START

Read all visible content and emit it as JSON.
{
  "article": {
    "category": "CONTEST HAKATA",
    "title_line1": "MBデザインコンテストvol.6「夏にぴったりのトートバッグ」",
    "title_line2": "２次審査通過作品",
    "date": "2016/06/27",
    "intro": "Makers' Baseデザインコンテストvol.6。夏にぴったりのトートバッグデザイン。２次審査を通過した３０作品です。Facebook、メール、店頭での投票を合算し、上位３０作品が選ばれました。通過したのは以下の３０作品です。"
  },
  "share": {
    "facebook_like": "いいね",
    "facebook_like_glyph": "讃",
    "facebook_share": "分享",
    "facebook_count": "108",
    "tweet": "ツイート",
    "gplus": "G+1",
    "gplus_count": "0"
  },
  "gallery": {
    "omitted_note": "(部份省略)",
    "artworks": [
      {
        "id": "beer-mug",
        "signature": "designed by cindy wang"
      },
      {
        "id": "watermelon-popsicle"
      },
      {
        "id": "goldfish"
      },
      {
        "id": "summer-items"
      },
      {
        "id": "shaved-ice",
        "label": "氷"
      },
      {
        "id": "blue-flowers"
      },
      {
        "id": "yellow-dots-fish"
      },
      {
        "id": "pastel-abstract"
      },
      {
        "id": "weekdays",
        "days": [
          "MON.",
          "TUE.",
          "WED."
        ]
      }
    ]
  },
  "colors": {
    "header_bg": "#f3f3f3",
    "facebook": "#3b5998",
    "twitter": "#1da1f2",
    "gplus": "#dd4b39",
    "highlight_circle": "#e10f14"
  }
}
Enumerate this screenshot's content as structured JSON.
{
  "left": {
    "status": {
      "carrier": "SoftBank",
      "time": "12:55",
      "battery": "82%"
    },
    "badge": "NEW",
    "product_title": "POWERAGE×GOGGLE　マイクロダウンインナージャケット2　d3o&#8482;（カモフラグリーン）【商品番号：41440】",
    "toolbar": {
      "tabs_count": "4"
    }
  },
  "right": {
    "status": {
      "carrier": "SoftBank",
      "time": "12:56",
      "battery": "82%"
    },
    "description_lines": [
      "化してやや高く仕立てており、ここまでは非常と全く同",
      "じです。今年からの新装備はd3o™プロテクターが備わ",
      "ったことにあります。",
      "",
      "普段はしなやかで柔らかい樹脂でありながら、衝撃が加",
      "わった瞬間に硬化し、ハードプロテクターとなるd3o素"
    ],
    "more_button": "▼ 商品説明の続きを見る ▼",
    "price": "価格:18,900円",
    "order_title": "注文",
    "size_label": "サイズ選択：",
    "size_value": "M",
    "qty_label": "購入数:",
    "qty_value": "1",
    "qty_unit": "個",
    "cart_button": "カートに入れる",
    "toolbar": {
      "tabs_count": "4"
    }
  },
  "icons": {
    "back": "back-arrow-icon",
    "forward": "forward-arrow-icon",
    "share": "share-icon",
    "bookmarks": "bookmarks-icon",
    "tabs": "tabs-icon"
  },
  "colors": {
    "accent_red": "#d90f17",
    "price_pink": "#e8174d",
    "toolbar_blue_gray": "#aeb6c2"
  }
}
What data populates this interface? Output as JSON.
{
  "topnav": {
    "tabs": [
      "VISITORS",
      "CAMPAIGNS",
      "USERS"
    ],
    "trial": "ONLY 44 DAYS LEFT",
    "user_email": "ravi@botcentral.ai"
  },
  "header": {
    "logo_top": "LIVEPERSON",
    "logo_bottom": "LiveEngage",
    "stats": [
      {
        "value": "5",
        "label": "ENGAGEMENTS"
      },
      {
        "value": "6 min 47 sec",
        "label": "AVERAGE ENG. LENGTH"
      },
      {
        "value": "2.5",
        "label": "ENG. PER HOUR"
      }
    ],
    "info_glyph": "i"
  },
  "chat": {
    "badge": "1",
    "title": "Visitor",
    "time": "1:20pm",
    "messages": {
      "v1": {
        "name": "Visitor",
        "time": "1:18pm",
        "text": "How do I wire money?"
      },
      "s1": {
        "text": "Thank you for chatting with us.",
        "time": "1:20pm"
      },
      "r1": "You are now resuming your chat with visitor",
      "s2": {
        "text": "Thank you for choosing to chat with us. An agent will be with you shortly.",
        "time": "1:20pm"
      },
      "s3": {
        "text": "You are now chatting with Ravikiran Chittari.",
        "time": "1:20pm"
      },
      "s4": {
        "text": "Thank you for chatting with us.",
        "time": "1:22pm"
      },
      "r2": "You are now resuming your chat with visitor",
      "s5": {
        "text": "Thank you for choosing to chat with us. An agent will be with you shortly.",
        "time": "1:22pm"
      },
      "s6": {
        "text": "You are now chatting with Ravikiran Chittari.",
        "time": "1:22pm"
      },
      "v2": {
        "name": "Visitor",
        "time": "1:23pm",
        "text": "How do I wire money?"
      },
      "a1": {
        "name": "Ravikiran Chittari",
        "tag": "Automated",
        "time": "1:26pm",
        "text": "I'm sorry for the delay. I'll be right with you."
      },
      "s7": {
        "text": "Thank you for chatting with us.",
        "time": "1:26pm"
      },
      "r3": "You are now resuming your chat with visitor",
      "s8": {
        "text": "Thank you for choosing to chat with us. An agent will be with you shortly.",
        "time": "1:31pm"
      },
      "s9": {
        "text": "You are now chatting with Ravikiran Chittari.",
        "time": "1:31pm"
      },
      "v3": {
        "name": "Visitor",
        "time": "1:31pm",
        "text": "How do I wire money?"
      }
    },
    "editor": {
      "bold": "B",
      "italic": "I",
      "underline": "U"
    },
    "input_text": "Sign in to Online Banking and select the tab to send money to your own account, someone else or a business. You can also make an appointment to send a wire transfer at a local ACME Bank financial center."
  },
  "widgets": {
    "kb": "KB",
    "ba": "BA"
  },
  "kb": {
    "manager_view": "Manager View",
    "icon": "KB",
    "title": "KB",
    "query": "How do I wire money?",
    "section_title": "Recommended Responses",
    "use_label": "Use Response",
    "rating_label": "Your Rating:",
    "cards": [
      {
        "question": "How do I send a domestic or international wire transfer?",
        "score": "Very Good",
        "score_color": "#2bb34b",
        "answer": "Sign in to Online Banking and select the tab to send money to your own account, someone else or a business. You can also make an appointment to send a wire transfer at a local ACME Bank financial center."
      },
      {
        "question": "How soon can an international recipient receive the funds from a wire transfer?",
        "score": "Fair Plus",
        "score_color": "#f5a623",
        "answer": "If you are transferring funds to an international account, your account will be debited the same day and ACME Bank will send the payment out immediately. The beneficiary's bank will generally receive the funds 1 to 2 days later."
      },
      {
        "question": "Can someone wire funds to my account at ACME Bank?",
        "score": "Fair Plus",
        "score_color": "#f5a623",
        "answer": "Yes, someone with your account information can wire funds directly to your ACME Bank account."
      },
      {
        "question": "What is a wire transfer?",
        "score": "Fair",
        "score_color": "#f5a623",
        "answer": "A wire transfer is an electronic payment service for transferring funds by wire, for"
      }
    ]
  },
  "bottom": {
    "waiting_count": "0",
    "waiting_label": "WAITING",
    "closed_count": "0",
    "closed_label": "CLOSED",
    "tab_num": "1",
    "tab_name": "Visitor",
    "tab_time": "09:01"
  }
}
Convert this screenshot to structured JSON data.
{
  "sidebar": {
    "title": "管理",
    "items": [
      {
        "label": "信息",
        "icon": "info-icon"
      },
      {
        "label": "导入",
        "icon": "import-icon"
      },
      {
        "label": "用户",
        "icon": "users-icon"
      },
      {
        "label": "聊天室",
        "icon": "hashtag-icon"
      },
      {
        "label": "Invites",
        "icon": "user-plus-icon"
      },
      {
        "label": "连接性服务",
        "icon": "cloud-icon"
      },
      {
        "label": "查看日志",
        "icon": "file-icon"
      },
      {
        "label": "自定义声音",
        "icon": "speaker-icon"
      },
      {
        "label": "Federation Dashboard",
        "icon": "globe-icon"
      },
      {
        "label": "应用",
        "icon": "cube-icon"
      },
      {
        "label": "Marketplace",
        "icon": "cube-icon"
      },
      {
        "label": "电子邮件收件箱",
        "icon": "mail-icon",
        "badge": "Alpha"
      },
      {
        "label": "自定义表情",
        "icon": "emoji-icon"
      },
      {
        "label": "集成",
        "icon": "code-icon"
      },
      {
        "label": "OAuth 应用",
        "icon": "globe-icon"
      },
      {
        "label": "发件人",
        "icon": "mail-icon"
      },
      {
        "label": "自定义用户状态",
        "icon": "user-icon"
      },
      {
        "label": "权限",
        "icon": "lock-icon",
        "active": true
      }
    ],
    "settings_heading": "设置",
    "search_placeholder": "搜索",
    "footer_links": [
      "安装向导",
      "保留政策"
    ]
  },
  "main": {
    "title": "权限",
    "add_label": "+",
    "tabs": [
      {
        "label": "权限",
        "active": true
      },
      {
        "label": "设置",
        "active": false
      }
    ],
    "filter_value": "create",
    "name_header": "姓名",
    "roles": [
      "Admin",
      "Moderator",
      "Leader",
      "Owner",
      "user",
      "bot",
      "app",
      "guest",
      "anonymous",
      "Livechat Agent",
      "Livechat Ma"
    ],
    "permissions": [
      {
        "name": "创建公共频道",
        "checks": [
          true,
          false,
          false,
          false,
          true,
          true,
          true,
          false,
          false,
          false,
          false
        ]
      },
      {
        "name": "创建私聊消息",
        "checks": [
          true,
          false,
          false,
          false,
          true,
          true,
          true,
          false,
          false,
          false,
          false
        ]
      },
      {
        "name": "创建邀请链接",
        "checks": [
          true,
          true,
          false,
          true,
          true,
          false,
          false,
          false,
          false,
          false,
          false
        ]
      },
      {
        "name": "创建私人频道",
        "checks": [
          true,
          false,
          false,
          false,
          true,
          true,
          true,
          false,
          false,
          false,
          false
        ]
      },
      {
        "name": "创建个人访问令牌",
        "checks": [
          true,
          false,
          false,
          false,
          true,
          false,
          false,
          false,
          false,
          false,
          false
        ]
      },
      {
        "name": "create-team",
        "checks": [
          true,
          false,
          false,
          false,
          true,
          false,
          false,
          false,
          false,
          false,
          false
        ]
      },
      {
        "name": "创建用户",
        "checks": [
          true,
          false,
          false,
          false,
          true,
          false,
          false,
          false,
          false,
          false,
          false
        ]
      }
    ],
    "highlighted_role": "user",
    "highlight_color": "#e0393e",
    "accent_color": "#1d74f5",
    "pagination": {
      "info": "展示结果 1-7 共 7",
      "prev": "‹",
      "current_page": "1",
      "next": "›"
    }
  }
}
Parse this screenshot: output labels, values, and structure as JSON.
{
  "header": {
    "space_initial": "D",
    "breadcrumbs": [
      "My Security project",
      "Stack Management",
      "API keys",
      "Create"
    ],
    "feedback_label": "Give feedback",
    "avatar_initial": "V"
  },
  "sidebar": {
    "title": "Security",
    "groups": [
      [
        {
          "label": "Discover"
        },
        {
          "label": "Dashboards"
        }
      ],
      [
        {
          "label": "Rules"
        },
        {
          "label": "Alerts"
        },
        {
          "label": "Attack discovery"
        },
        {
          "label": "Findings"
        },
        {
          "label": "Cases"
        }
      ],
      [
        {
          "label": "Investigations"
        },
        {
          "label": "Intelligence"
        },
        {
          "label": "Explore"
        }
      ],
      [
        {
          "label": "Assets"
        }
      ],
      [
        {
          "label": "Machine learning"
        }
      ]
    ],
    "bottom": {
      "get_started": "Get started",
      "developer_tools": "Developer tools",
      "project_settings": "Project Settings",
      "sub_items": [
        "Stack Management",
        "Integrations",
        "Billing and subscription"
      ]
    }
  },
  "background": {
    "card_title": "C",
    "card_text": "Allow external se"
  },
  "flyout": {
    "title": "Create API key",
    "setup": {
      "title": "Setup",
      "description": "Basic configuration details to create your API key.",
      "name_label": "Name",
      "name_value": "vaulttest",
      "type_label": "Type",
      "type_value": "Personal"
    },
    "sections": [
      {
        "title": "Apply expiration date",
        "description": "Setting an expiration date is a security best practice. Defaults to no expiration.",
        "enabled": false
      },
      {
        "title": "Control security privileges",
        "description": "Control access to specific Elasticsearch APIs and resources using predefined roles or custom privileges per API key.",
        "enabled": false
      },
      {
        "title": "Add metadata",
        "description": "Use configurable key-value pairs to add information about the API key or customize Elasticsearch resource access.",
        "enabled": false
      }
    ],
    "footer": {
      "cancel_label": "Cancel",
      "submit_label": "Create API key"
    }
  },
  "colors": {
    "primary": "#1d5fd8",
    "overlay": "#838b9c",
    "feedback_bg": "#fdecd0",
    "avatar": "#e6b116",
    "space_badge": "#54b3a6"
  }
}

END

**TASK TO CARRY OUT:**
Search the records for the word "appointment". Copy every line that has it.

**ANSWER FOR THIS EXERCISE:**
    "input_text": "Sign in to Online Banking and select the tab to send money to your own account, someone else or a business. You can also make an appointment to send a wire transfer at a local ACME Bank financial center."
        "answer": "Sign in to Online Banking and select the tab to send money to your own account, someone else or a business. You can also make an appointment to send a wire transfer at a local ACME Bank financial center."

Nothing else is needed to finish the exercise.